| EXTRACTED MATERIAL |
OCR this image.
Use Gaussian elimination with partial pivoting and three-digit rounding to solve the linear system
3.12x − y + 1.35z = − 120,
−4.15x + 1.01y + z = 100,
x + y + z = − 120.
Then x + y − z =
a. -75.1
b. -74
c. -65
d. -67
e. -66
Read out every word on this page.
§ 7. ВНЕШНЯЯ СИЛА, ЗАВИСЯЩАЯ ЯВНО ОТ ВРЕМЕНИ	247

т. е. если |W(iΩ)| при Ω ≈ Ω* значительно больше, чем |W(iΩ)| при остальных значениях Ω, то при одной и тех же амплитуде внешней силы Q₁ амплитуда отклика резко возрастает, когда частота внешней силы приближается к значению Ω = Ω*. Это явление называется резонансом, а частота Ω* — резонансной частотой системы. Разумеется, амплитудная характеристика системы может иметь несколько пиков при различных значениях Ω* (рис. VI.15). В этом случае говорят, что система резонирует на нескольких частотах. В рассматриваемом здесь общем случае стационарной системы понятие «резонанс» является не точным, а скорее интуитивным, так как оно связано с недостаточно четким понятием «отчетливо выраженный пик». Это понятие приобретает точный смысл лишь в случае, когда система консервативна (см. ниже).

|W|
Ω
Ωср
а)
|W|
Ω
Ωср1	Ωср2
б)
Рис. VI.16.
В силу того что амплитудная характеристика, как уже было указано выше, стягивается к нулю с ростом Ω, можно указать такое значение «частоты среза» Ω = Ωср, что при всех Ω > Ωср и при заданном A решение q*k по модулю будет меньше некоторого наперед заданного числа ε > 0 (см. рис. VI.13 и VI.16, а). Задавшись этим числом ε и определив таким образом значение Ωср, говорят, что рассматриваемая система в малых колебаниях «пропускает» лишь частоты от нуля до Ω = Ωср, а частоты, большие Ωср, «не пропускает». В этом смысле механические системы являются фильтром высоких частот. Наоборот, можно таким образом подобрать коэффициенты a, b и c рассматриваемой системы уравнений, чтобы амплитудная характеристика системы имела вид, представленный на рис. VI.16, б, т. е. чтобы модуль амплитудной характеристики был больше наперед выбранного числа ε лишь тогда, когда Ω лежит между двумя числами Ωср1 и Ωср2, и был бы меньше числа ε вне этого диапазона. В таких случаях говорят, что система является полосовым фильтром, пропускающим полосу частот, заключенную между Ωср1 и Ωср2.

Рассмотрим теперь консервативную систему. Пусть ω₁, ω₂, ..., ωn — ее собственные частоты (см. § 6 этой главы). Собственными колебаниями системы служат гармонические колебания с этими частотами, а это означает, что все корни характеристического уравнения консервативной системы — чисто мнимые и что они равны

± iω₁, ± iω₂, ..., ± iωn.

| WHAT IS BEING ASKED |
Copy all lines from the entries that contain the word "this".

| RESPONSE |
OCR this image.
Read out every word on this page.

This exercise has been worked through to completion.